→ What this task involves
Drop every picture, then transcribe the remaining data exactly.

^^^^^^^^^^^^^^^^

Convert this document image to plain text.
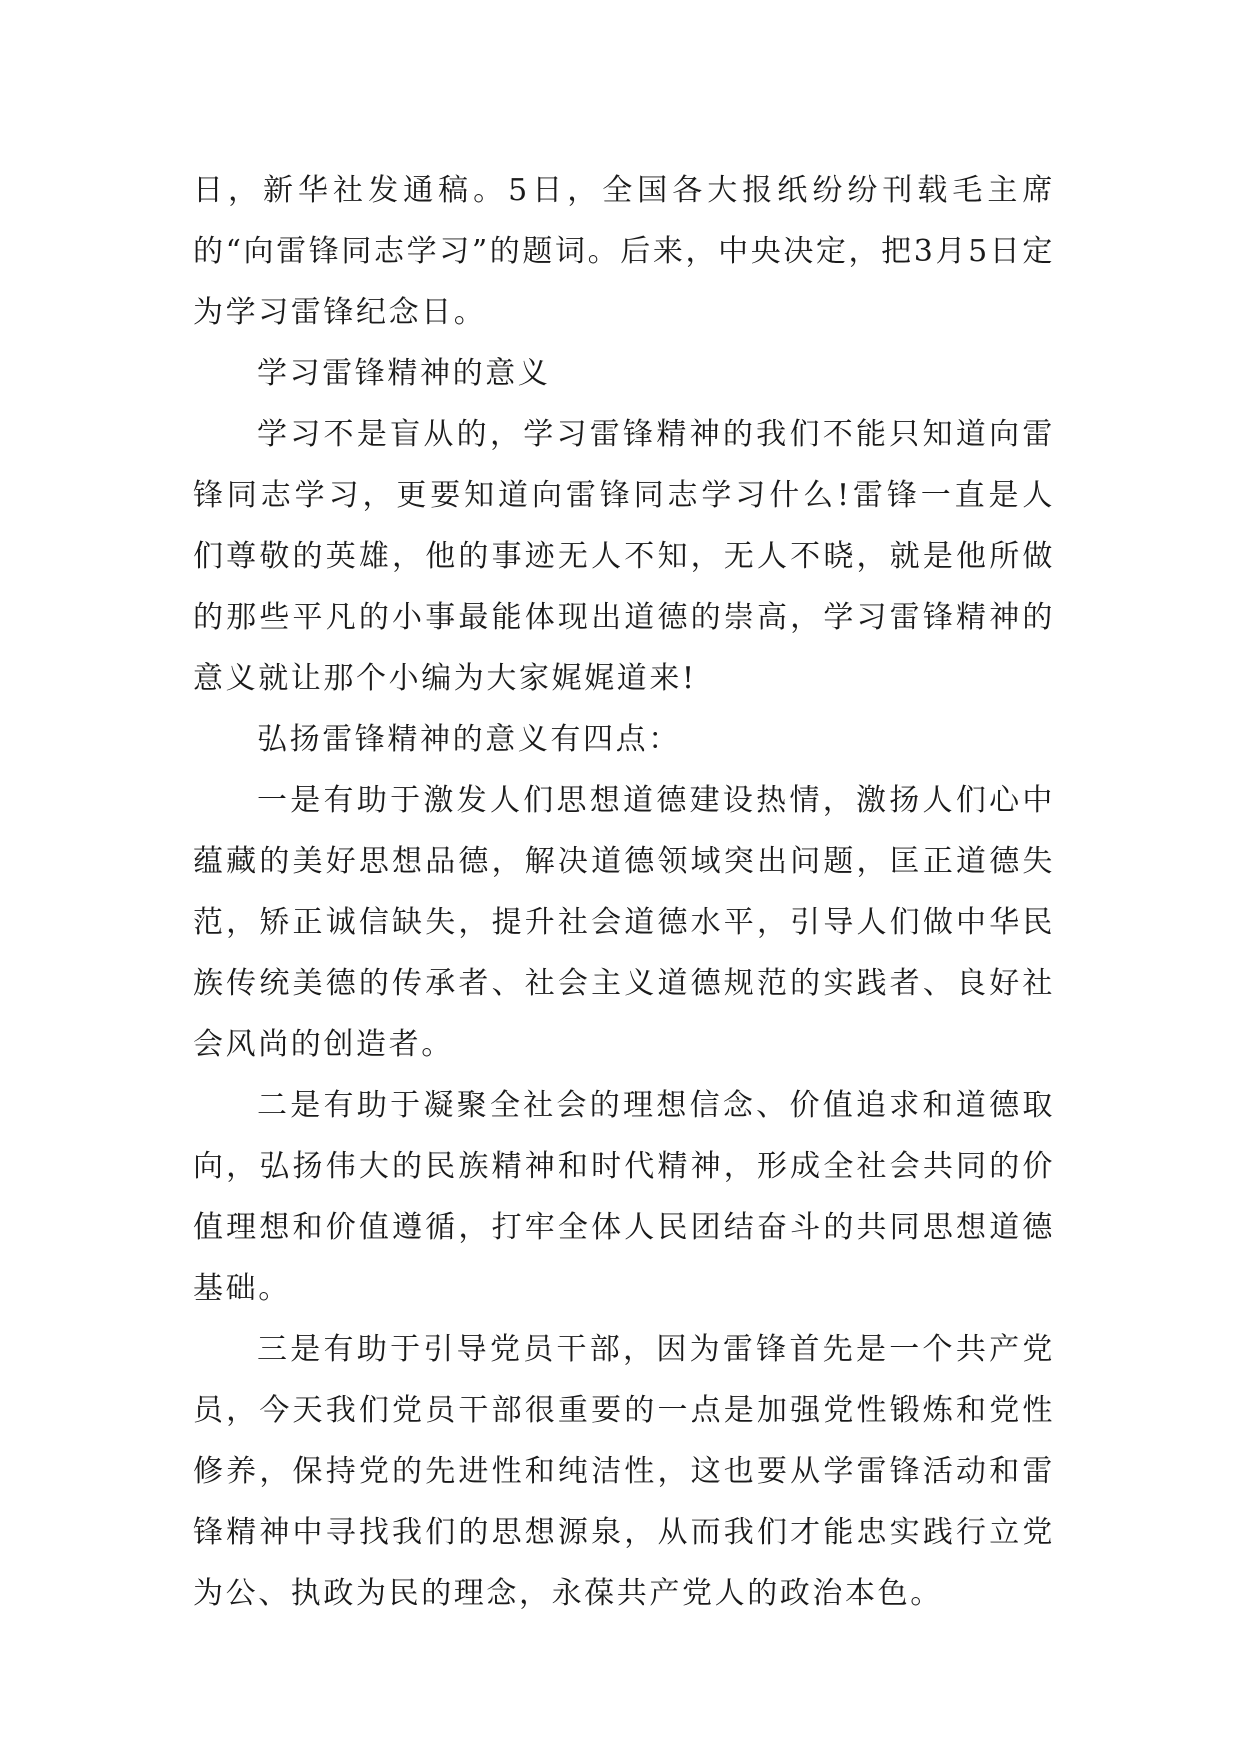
日，新华社发通稿。5日，全国各大报纸纷纷刊载毛主席的“向雷锋同志学习”的题词。后来，中央决定，把3月5日定为学习雷锋纪念日。

学习雷锋精神的意义

学习不是盲从的，学习雷锋精神的我们不能只知道向雷锋同志学习，更要知道向雷锋同志学习什么!雷锋一直是人们尊敬的英雄，他的事迹无人不知，无人不晓，就是他所做的那些平凡的小事最能体现出道德的崇高，学习雷锋精神的意义就让那个小编为大家娓娓道来!

弘扬雷锋精神的意义有四点：

一是有助于激发人们思想道德建设热情，激扬人们心中蕴藏的美好思想品德，解决道德领域突出问题，匡正道德失范，矫正诚信缺失，提升社会道德水平，引导人们做中华民族传统美德的传承者、社会主义道德规范的实践者、良好社会风尚的创造者。

二是有助于凝聚全社会的理想信念、价值追求和道德取向，弘扬伟大的民族精神和时代精神，形成全社会共同的价值理想和价值遵循，打牢全体人民团结奋斗的共同思想道德基础。

三是有助于引导党员干部，因为雷锋首先是一个共产党员，今天我们党员干部很重要的一点是加强党性锻炼和党性修养，保持党的先进性和纯洁性，这也要从学雷锋活动和雷锋精神中寻找我们的思想源泉，从而我们才能忠实践行立党为公、执政为民的理念，永葆共产党人的政治本色。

^^^^^^^^^^^^^^^^

→ Response below
Convert this document image to plain text.
日，新华社发通稿。5日，全国各大报纸纷纷刊载毛主席的“向雷锋同志学习”的题词。后来，中央决定，把3月5日定为学习雷锋纪念日。

学习雷锋精神的意义

学习不是盲从的，学习雷锋精神的我们不能只知道向雷锋同志学习，更要知道向雷锋同志学习什么!雷锋一直是人们尊敬的英雄，他的事迹无人不知，无人不晓，就是他所做的那些平凡的小事最能体现出道德的崇高，学习雷锋精神的意义就让那个小编为大家娓娓道来!

弘扬雷锋精神的意义有四点：

一是有助于激发人们思想道德建设热情，激扬人们心中蕴藏的美好思想品德，解决道德领域突出问题，匡正道德失范，矫正诚信缺失，提升社会道德水平，引导人们做中华民族传统美德的传承者、社会主义道德规范的实践者、良好社会风尚的创造者。

二是有助于凝聚全社会的理想信念、价值追求和道德取向，弘扬伟大的民族精神和时代精神，形成全社会共同的价值理想和价值遵循，打牢全体人民团结奋斗的共同思想道德基础。

三是有助于引导党员干部，因为雷锋首先是一个共产党员，今天我们党员干部很重要的一点是加强党性锻炼和党性修养，保持党的先进性和纯洁性，这也要从学雷锋活动和雷锋精神中寻找我们的思想源泉，从而我们才能忠实践行立党为公、执政为民的理念，永葆共产党人的政治本色。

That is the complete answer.